**MATERIAL SUPPLIED**:
####################

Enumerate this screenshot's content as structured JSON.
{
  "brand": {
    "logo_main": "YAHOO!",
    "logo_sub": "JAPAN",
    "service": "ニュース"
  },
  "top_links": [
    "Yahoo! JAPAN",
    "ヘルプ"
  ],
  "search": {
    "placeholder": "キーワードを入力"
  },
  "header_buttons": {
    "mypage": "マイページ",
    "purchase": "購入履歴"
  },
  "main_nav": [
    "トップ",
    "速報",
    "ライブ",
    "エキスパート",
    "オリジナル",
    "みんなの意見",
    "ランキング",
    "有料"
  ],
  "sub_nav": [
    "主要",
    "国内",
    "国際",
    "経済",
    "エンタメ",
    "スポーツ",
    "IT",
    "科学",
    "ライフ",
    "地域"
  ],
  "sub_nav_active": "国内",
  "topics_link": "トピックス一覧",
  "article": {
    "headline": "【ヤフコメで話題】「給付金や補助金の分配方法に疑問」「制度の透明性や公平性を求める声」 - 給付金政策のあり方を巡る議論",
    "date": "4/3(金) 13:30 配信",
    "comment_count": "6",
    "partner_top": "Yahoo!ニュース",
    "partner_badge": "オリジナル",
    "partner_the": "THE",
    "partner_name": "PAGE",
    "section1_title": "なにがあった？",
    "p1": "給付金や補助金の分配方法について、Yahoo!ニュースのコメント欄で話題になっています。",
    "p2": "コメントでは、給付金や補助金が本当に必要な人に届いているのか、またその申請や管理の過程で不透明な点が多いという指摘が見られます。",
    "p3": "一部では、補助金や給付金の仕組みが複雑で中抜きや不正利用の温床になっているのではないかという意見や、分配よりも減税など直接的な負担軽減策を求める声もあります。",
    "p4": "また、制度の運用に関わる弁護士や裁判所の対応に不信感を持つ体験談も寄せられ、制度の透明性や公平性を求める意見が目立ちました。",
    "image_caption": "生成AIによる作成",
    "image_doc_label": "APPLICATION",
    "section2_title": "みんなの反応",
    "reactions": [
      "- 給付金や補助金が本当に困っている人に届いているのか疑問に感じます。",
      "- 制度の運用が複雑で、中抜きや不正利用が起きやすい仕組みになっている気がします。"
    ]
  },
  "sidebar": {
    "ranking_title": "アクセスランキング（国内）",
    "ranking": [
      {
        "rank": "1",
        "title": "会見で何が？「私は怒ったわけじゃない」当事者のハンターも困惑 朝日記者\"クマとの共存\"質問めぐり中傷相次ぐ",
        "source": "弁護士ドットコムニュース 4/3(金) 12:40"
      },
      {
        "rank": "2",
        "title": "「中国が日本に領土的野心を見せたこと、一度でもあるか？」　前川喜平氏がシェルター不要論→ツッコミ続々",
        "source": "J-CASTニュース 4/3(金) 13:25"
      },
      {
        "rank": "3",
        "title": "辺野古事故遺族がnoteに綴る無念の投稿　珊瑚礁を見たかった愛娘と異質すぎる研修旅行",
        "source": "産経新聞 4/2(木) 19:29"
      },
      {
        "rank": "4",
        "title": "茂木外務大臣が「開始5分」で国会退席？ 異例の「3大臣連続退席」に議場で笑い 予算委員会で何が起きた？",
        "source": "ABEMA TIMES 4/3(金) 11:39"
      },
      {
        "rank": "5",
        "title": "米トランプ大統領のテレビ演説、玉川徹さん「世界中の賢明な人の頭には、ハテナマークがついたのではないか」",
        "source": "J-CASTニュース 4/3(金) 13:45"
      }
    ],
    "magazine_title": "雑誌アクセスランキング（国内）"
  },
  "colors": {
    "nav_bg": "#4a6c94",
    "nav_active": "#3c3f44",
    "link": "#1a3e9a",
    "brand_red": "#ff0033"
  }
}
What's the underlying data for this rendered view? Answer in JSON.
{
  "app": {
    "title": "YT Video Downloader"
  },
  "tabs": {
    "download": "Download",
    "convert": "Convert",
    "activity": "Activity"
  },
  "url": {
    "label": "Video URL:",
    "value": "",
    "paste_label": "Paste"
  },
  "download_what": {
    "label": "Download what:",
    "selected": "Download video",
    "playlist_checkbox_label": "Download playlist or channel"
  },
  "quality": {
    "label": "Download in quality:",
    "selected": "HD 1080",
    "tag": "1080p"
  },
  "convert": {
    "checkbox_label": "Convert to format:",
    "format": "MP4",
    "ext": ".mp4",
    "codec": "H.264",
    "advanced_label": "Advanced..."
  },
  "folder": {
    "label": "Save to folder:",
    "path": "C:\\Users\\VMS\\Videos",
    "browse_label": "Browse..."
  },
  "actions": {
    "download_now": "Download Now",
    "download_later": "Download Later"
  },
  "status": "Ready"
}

####################

**EXERCISE AIM**: Return, word for word, every line from the line with "What's the underlying" to the final line of the data.

**RESULT OF THIS TASK**:
What's the underlying data for this rendered view? Answer in JSON.
{
  "app": {
    "title": "YT Video Downloader"
  },
  "tabs": {
    "download": "Download",
    "convert": "Convert",
    "activity": "Activity"
  },
  "url": {
    "label": "Video URL:",
    "value": "",
    "paste_label": "Paste"
  },
  "download_what": {
    "label": "Download what:",
    "selected": "Download video",
    "playlist_checkbox_label": "Download playlist or channel"
  },
  "quality": {
    "label": "Download in quality:",
    "selected": "HD 1080",
    "tag": "1080p"
  },
  "convert": {
    "checkbox_label": "Convert to format:",
    "format": "MP4",
    "ext": ".mp4",
    "codec": "H.264",
    "advanced_label": "Advanced..."
  },
  "folder": {
    "label": "Save to folder:",
    "path": "C:\\Users\\VMS\\Videos",
    "browse_label": "Browse..."
  },
  "actions": {
    "download_now": "Download Now",
    "download_later": "Download Later"
  },
  "status": "Ready"
}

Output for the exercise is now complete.